§ TO DO
The entries need to be copied exactly.

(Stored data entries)
* Start *

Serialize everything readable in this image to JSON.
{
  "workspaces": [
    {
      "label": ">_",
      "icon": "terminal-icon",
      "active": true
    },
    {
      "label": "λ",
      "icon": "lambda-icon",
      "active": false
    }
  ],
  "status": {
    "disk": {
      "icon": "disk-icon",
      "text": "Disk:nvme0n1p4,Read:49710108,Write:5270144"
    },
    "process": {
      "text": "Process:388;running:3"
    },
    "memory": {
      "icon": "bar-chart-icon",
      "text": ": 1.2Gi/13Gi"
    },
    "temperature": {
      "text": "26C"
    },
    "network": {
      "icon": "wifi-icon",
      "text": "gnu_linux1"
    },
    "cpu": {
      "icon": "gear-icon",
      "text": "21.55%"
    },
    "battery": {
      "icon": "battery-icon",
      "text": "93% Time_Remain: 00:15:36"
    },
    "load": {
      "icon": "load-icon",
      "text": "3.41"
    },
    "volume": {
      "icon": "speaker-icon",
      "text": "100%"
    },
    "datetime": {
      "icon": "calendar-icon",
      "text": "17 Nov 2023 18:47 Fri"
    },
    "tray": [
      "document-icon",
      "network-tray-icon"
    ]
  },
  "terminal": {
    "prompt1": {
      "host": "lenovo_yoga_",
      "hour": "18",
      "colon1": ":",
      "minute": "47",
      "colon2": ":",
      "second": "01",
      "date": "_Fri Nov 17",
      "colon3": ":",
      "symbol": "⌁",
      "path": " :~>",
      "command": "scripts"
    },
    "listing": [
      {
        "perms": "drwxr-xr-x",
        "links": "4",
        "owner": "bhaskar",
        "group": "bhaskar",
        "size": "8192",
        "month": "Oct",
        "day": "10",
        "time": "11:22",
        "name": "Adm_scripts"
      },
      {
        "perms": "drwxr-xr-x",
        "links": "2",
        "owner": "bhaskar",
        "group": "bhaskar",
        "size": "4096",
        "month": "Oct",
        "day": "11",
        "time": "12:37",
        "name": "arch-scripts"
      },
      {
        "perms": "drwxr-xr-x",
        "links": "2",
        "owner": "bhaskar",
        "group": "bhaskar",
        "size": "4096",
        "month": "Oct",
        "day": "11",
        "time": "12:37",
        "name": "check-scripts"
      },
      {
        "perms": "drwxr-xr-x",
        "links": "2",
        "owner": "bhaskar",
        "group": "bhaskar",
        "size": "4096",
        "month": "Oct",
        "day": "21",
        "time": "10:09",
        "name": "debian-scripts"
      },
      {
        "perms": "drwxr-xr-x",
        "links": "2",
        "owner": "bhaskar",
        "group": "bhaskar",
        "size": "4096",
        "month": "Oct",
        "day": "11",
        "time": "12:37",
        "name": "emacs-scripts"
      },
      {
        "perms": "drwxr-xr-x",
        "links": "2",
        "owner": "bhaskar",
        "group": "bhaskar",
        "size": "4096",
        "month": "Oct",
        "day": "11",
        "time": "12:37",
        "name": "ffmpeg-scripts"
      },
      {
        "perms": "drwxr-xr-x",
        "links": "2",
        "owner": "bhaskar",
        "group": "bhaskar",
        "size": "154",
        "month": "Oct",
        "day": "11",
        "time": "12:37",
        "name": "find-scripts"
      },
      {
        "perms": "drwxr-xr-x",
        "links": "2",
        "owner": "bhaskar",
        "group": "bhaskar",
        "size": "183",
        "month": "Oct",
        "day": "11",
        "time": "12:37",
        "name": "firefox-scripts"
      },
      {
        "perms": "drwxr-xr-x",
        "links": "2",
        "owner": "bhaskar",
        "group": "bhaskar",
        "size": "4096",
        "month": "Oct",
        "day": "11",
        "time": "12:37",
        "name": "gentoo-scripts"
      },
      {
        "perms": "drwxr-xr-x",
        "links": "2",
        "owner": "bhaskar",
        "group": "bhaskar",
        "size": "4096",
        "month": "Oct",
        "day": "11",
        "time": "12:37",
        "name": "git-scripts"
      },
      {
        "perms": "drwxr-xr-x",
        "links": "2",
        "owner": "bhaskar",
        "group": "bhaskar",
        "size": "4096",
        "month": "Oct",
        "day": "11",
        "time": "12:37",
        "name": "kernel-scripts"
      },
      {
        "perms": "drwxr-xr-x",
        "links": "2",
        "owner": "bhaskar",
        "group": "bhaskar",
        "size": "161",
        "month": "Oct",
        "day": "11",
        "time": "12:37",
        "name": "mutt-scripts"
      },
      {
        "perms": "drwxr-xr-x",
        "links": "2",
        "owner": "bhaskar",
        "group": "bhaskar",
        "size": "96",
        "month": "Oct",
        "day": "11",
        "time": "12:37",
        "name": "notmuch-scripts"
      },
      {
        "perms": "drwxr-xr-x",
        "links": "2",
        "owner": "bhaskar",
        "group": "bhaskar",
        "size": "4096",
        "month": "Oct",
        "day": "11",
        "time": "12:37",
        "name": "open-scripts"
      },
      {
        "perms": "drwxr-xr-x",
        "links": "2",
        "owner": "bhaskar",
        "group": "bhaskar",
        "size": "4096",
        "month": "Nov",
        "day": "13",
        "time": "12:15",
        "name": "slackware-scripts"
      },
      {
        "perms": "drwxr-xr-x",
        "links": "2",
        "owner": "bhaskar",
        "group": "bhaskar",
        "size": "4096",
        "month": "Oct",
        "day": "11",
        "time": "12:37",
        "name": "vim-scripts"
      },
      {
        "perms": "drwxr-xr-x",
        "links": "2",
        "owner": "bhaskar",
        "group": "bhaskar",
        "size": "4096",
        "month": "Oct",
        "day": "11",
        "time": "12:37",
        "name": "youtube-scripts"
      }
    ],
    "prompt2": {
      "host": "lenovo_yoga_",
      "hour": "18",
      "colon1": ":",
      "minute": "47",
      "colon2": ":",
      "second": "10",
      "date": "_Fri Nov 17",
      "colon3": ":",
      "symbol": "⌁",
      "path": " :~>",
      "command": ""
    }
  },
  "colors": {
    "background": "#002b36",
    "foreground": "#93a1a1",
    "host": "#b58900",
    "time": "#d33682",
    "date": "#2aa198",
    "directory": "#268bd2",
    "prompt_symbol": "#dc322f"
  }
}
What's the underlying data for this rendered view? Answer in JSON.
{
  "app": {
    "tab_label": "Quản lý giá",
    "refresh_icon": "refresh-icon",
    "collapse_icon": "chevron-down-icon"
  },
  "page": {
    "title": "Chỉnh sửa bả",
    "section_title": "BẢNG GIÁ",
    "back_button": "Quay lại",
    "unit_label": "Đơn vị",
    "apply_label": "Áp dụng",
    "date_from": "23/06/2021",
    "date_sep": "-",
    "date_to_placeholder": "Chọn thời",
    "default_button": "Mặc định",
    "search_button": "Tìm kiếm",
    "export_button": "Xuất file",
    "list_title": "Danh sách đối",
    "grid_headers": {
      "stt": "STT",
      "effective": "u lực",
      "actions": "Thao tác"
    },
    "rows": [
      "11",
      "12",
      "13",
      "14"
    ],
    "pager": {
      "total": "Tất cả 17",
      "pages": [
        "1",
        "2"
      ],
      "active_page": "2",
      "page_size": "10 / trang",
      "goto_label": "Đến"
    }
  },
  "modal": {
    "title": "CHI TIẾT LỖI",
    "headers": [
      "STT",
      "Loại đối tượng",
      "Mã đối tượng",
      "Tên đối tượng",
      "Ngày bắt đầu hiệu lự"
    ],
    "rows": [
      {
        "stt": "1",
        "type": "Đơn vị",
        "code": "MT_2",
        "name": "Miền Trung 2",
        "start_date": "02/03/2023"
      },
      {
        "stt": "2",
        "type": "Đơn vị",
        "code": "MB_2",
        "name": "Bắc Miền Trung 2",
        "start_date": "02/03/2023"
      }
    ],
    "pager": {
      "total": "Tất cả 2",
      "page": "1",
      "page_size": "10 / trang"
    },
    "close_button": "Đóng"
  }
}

* End *

§ SOLVED EXERCISE
Serialize everything readable in this image to JSON.
{
  "workspaces": [
    {
      "label": ">_",
      "icon": "terminal-icon",
      "active": true
    },
    {
      "label": "λ",
      "icon": "lambda-icon",
      "active": false
    }
  ],
  "status": {
    "disk": {
      "icon": "disk-icon",
      "text": "Disk:nvme0n1p4,Read:49710108,Write:5270144"
    },
    "process": {
      "text": "Process:388;running:3"
    },
    "memory": {
      "icon": "bar-chart-icon",
      "text": ": 1.2Gi/13Gi"
    },
    "temperature": {
      "text": "26C"
    },
    "network": {
      "icon": "wifi-icon",
      "text": "gnu_linux1"
    },
    "cpu": {
      "icon": "gear-icon",
      "text": "21.55%"
    },
    "battery": {
      "icon": "battery-icon",
      "text": "93% Time_Remain: 00:15:36"
    },
    "load": {
      "icon": "load-icon",
      "text": "3.41"
    },
    "volume": {
      "icon": "speaker-icon",
      "text": "100%"
    },
    "datetime": {
      "icon": "calendar-icon",
      "text": "17 Nov 2023 18:47 Fri"
    },
    "tray": [
      "document-icon",
      "network-tray-icon"
    ]
  },
  "terminal": {
    "prompt1": {
      "host": "lenovo_yoga_",
      "hour": "18",
      "colon1": ":",
      "minute": "47",
      "colon2": ":",
      "second": "01",
      "date": "_Fri Nov 17",
      "colon3": ":",
      "symbol": "⌁",
      "path": " :~>",
      "command": "scripts"
    },
    "listing": [
      {
        "perms": "drwxr-xr-x",
        "links": "4",
        "owner": "bhaskar",
        "group": "bhaskar",
        "size": "8192",
        "month": "Oct",
        "day": "10",
        "time": "11:22",
        "name": "Adm_scripts"
      },
      {
        "perms": "drwxr-xr-x",
        "links": "2",
        "owner": "bhaskar",
        "group": "bhaskar",
        "size": "4096",
        "month": "Oct",
        "day": "11",
        "time": "12:37",
        "name": "arch-scripts"
      },
      {
        "perms": "drwxr-xr-x",
        "links": "2",
        "owner": "bhaskar",
        "group": "bhaskar",
        "size": "4096",
        "month": "Oct",
        "day": "11",
        "time": "12:37",
        "name": "check-scripts"
      },
      {
        "perms": "drwxr-xr-x",
        "links": "2",
        "owner": "bhaskar",
        "group": "bhaskar",
        "size": "4096",
        "month": "Oct",
        "day": "21",
        "time": "10:09",
        "name": "debian-scripts"
      },
      {
        "perms": "drwxr-xr-x",
        "links": "2",
        "owner": "bhaskar",
        "group": "bhaskar",
        "size": "4096",
        "month": "Oct",
        "day": "11",
        "time": "12:37",
        "name": "emacs-scripts"
      },
      {
        "perms": "drwxr-xr-x",
        "links": "2",
        "owner": "bhaskar",
        "group": "bhaskar",
        "size": "4096",
        "month": "Oct",
        "day": "11",
        "time": "12:37",
        "name": "ffmpeg-scripts"
      },
      {
        "perms": "drwxr-xr-x",
        "links": "2",
        "owner": "bhaskar",
        "group": "bhaskar",
        "size": "154",
        "month": "Oct",
        "day": "11",
        "time": "12:37",
        "name": "find-scripts"
      },
      {
        "perms": "drwxr-xr-x",
        "links": "2",
        "owner": "bhaskar",
        "group": "bhaskar",
        "size": "183",
        "month": "Oct",
        "day": "11",
        "time": "12:37",
        "name": "firefox-scripts"
      },
      {
        "perms": "drwxr-xr-x",
        "links": "2",
        "owner": "bhaskar",
        "group": "bhaskar",
        "size": "4096",
        "month": "Oct",
        "day": "11",
        "time": "12:37",
        "name": "gentoo-scripts"
      },
      {
        "perms": "drwxr-xr-x",
        "links": "2",
        "owner": "bhaskar",
        "group": "bhaskar",
        "size": "4096",
        "month": "Oct",
        "day": "11",
        "time": "12:37",
        "name": "git-scripts"
      },
      {
        "perms": "drwxr-xr-x",
        "links": "2",
        "owner": "bhaskar",
        "group": "bhaskar",
        "size": "4096",
        "month": "Oct",
        "day": "11",
        "time": "12:37",
        "name": "kernel-scripts"
      },
      {
        "perms": "drwxr-xr-x",
        "links": "2",
        "owner": "bhaskar",
        "group": "bhaskar",
        "size": "161",
        "month": "Oct",
        "day": "11",
        "time": "12:37",
        "name": "mutt-scripts"
      },
      {
        "perms": "drwxr-xr-x",
        "links": "2",
        "owner": "bhaskar",
        "group": "bhaskar",
        "size": "96",
        "month": "Oct",
        "day": "11",
        "time": "12:37",
        "name": "notmuch-scripts"
      },
      {
        "perms": "drwxr-xr-x",
        "links": "2",
        "owner": "bhaskar",
        "group": "bhaskar",
        "size": "4096",
        "month": "Oct",
        "day": "11",
        "time": "12:37",
        "name": "open-scripts"
      },
      {
        "perms": "drwxr-xr-x",
        "links": "2",
        "owner": "bhaskar",
        "group": "bhaskar",
        "size": "4096",
        "month": "Nov",
        "day": "13",
        "time": "12:15",
        "name": "slackware-scripts"
      },
      {
        "perms": "drwxr-xr-x",
        "links": "2",
        "owner": "bhaskar",
        "group": "bhaskar",
        "size": "4096",
        "month": "Oct",
        "day": "11",
        "time": "12:37",
        "name": "vim-scripts"
      },
      {
        "perms": "drwxr-xr-x",
        "links": "2",
        "owner": "bhaskar",
        "group": "bhaskar",
        "size": "4096",
        "month": "Oct",
        "day": "11",
        "time": "12:37",
        "name": "youtube-scripts"
      }
    ],
    "prompt2": {
      "host": "lenovo_yoga_",
      "hour": "18",
      "colon1": ":",
      "minute": "47",
      "colon2": ":",
      "second": "10",
      "date": "_Fri Nov 17",
      "colon3": ":",
      "symbol": "⌁",
      "path": " :~>",
      "command": ""
    }
  },
  "colors": {
    "background": "#002b36",
    "foreground": "#93a1a1",
    "host": "#b58900",
    "time": "#d33682",
    "date": "#2aa198",
    "directory": "#268bd2",
    "prompt_symbol": "#dc322f"
  }
}
What's the underlying data for this rendered view? Answer in JSON.
{
  "app": {
    "tab_label": "Quản lý giá",
    "refresh_icon": "refresh-icon",
    "collapse_icon": "chevron-down-icon"
  },
  "page": {
    "title": "Chỉnh sửa bả",
    "section_title": "BẢNG GIÁ",
    "back_button": "Quay lại",
    "unit_label": "Đơn vị",
    "apply_label": "Áp dụng",
    "date_from": "23/06/2021",
    "date_sep": "-",
    "date_to_placeholder": "Chọn thời",
    "default_button": "Mặc định",
    "search_button": "Tìm kiếm",
    "export_button": "Xuất file",
    "list_title": "Danh sách đối",
    "grid_headers": {
      "stt": "STT",
      "effective": "u lực",
      "actions": "Thao tác"
    },
    "rows": [
      "11",
      "12",
      "13",
      "14"
    ],
    "pager": {
      "total": "Tất cả 17",
      "pages": [
        "1",
        "2"
      ],
      "active_page": "2",
      "page_size": "10 / trang",
      "goto_label": "Đến"
    }
  },
  "modal": {
    "title": "CHI TIẾT LỖI",
    "headers": [
      "STT",
      "Loại đối tượng",
      "Mã đối tượng",
      "Tên đối tượng",
      "Ngày bắt đầu hiệu lự"
    ],
    "rows": [
      {
        "stt": "1",
        "type": "Đơn vị",
        "code": "MT_2",
        "name": "Miền Trung 2",
        "start_date": "02/03/2023"
      },
      {
        "stt": "2",
        "type": "Đơn vị",
        "code": "MB_2",
        "name": "Bắc Miền Trung 2",
        "start_date": "02/03/2023"
      }
    ],
    "pager": {
      "total": "Tất cả 2",
      "page": "1",
      "page_size": "10 / trang"
    },
    "close_button": "Đóng"
  }
}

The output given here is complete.